Stored data entries:

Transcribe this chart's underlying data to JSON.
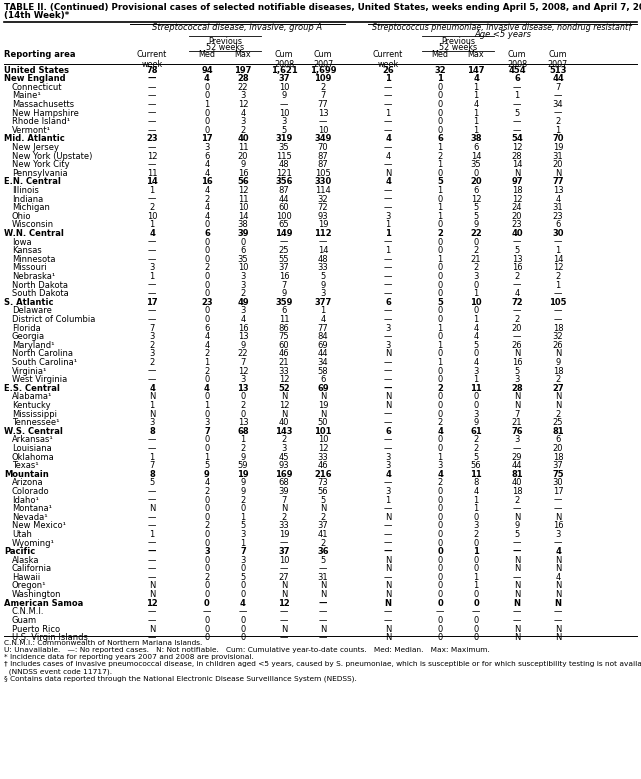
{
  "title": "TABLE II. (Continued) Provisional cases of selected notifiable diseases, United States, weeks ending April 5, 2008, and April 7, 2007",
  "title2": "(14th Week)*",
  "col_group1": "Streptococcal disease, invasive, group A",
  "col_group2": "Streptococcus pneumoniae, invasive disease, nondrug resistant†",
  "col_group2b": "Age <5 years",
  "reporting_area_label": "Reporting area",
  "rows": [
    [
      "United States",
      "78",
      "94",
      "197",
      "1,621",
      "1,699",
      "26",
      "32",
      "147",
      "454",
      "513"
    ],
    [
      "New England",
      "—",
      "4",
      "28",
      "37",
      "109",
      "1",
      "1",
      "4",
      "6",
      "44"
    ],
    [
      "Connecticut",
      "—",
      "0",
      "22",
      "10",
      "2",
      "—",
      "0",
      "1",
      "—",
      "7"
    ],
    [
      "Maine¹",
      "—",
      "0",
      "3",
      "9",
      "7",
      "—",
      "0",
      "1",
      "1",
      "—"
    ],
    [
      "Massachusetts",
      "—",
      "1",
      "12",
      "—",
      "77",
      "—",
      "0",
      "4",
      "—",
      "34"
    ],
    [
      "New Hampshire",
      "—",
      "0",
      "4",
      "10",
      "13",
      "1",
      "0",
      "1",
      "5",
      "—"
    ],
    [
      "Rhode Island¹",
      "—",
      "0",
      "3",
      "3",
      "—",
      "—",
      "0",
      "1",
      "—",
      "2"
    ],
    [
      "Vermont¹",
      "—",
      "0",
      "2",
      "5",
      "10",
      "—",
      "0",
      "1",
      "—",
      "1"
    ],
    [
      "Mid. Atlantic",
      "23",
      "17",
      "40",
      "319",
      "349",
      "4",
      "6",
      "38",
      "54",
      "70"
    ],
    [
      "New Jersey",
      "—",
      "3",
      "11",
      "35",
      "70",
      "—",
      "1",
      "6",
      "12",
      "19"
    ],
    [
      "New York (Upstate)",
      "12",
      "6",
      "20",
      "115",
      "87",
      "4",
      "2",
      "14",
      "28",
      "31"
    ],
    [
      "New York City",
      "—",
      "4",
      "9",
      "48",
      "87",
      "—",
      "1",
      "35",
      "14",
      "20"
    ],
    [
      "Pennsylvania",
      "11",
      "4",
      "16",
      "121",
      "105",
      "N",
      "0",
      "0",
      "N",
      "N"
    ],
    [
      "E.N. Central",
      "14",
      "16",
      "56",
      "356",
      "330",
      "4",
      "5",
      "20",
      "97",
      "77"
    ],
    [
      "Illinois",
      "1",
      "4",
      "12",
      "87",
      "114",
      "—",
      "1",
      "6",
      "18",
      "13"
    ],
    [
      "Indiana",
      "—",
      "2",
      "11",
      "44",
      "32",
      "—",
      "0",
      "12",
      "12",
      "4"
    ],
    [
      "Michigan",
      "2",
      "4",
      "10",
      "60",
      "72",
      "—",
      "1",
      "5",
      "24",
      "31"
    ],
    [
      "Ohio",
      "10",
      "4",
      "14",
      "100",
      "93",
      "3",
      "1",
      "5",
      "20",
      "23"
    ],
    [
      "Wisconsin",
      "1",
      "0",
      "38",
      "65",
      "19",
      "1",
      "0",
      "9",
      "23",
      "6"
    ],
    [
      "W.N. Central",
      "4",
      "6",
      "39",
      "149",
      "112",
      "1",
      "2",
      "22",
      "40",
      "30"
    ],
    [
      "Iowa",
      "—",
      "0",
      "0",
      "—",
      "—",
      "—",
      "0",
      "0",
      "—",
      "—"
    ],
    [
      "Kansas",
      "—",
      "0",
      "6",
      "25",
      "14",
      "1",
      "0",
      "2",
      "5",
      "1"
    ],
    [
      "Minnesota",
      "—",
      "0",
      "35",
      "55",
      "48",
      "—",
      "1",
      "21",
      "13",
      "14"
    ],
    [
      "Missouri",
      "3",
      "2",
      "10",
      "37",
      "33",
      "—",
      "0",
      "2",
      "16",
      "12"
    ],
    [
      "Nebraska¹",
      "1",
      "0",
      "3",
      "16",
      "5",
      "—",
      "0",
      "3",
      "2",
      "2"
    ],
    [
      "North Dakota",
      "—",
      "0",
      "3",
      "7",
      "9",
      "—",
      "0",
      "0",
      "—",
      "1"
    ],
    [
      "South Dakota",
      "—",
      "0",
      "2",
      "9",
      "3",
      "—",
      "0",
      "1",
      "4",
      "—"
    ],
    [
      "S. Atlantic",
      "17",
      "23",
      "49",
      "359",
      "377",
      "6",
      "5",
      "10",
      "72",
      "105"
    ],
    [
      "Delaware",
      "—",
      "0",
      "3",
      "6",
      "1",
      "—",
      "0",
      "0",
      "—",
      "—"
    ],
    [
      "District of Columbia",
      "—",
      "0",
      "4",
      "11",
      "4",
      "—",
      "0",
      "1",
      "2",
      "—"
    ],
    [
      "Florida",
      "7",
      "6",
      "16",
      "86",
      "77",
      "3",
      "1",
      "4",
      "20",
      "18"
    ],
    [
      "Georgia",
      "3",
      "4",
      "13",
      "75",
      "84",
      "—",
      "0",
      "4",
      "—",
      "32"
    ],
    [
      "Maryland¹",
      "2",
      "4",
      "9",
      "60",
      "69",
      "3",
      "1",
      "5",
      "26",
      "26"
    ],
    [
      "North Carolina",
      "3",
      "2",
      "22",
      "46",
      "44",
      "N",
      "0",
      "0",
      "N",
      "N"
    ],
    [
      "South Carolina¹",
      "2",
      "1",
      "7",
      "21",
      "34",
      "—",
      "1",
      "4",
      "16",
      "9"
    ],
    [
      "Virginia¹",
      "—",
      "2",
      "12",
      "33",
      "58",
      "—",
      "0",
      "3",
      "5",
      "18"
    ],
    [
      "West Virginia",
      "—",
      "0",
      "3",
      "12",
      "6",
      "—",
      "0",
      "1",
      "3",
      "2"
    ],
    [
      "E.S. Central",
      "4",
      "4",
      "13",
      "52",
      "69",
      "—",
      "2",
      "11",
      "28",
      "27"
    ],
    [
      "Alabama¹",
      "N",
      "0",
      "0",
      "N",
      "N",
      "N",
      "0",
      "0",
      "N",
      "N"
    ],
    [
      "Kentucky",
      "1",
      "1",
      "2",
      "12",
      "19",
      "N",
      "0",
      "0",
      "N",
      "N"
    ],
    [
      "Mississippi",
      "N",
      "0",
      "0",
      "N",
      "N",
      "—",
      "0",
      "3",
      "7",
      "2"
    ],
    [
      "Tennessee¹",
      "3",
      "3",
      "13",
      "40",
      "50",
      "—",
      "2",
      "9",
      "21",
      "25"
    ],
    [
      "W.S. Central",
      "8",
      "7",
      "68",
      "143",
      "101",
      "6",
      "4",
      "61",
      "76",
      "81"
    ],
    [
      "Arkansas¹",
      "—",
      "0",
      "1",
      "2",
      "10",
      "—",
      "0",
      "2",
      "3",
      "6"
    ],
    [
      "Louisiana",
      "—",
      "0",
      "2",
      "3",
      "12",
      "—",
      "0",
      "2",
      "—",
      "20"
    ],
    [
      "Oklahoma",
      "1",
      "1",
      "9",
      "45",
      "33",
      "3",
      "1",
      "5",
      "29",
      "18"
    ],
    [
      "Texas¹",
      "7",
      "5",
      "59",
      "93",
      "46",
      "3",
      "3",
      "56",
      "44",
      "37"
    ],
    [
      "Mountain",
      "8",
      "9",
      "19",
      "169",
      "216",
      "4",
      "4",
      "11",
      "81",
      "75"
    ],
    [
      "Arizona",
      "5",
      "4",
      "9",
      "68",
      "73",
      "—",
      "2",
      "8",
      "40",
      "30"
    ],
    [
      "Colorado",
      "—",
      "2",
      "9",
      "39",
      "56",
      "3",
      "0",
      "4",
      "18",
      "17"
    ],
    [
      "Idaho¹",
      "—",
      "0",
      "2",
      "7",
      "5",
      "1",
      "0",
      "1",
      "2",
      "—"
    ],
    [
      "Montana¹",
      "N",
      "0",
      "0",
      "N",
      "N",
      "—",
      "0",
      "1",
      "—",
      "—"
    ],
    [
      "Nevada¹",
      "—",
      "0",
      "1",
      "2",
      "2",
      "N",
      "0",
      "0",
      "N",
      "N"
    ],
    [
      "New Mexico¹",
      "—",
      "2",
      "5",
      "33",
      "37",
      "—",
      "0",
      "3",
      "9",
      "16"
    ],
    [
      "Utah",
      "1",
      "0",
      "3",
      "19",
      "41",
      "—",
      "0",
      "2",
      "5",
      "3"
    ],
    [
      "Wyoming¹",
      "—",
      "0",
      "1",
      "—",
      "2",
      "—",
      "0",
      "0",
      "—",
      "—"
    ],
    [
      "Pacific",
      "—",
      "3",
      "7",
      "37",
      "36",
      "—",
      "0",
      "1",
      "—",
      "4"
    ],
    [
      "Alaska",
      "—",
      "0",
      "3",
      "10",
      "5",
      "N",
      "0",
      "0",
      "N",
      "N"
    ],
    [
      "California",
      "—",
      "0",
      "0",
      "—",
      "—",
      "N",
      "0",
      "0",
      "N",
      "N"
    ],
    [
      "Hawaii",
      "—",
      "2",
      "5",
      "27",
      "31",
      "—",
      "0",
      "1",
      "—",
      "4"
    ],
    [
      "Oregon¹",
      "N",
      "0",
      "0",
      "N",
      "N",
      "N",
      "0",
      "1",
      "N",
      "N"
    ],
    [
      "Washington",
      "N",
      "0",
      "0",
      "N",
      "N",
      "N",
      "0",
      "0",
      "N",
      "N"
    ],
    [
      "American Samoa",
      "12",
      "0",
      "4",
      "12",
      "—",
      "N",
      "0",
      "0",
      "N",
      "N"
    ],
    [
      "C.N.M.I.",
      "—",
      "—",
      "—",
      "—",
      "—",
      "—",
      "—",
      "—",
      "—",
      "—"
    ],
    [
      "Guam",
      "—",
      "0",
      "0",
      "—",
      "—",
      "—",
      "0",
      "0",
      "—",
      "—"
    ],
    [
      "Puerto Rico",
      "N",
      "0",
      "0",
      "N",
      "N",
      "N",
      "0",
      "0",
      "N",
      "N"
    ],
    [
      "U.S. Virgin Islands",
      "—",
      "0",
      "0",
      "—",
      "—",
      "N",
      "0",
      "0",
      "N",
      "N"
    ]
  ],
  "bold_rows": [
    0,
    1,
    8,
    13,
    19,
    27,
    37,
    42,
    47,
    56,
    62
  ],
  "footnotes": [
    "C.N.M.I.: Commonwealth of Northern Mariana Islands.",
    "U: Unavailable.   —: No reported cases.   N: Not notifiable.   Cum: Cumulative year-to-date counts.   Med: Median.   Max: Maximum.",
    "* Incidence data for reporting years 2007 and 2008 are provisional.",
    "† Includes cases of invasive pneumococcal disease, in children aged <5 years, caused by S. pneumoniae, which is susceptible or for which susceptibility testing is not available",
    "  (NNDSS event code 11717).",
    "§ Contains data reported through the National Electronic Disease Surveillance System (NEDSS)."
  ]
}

§ **Work to be completed**: Copy every line of the material in which the word "Islands" occurs.

§ **The solution**:
      "U.S. Virgin Islands",
    "C.N.M.I.: Commonwealth of Northern Mariana Islands.",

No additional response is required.